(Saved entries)
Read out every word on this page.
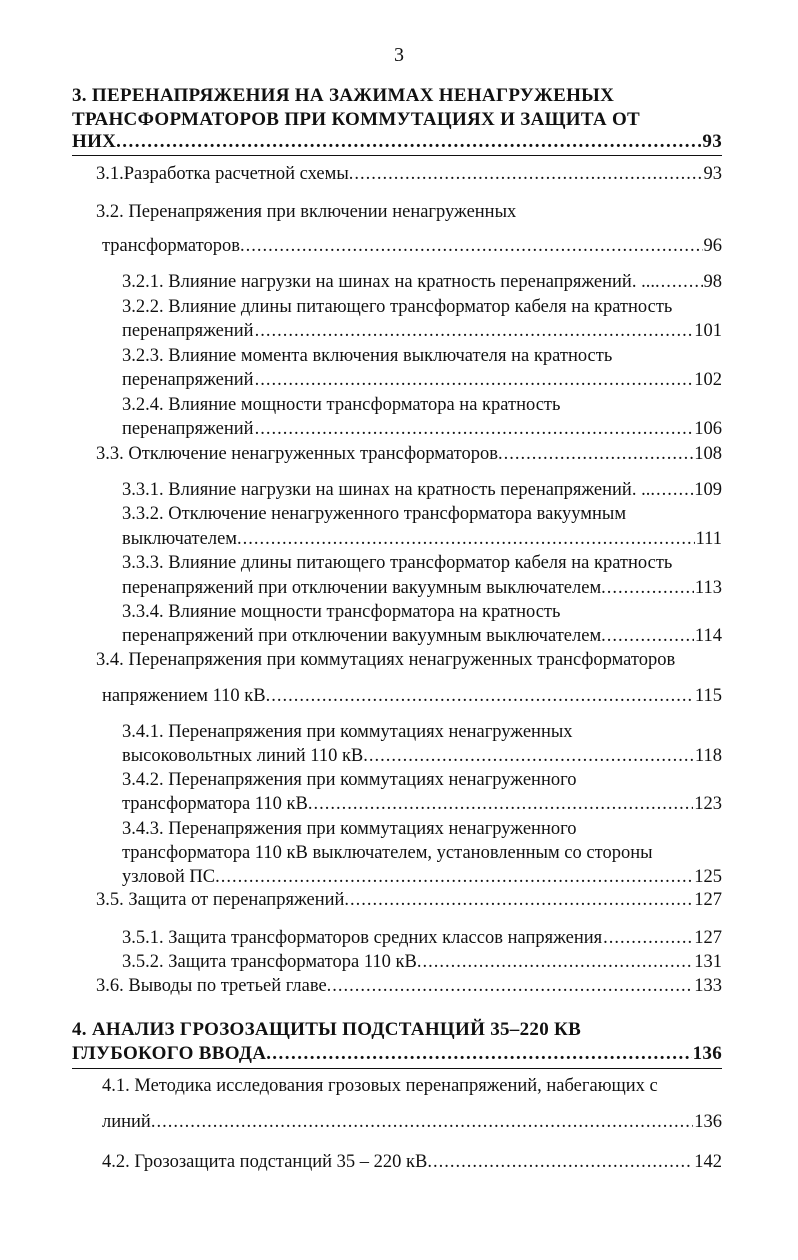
3
3. ПЕРЕНАПРЯЖЕНИЯ НА ЗАЖИМАХ НЕНАГРУЖЕНЫХ
ТРАНСФОРМАТОРОВ ПРИ КОММУТАЦИЯХ И ЗАЩИТА ОТ
НИХ. .....	93
3.1.Разработка расчетной схемы. .....	93
3.2. Перенапряжения при включении ненагруженных
трансформаторов. .....	96
3.2.1. Влияние нагрузки на шинах на кратность перенапряжений. .... ..... 98
3.2.2. Влияние длины питающего трансформатор кабеля на кратность
перенапряжений .....	101
3.2.3. Влияние момента включения выключателя на кратность
перенапряжений .....	102
3.2.4. Влияние мощности трансформатора на кратность
перенапряжений .....	106
3.3. Отключение ненагруженных трансформаторов. .....	108
3.3.1. Влияние нагрузки на шинах на кратность перенапряжений. ... ..... 109
3.3.2. Отключение ненагруженного трансформатора вакуумным
выключателем. .....	111
3.3.3. Влияние длины питающего трансформатор кабеля на кратность
перенапряжений при отключении вакуумным выключателем. .....	113
3.3.4. Влияние мощности трансформатора на кратность
перенапряжений при отключении вакуумным выключателем. .....	114
3.4. Перенапряжения при коммутациях ненагруженных трансформаторов
напряжением 110 кВ. .....	115
3.4.1. Перенапряжения при коммутациях ненагруженных
высоковольтных линий 110 кВ. .....	118
3.4.2. Перенапряжения при коммутациях ненагруженного
трансформатора 110 кВ. .....	123
3.4.3. Перенапряжения при коммутациях ненагруженного
трансформатора 110 кВ выключателем, установленным со стороны
узловой ПС. .....	125
3.5. Защита от перенапряжений. .....	127
3.5.1. Защита трансформаторов средних классов напряжения .....	127
3.5.2. Защита трансформатора 110 кВ. .....	131
3.6. Выводы по третьей главе. .....	133
4. АНАЛИЗ ГРОЗОЗАЩИТЫ ПОДСТАНЦИЙ 35–220 КВ
ГЛУБОКОГО ВВОДА. .....	136
4.1. Методика исследования грозовых перенапряжений, набегающих с
линий. .....	136
4.2. Грозозащита подстанций 35 – 220 кВ. .....	142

*EXERCISE TASK:* Count the lines in the records above that contain the word "трансформатора", and reply with only that number.

*IN RESPONSE:* 6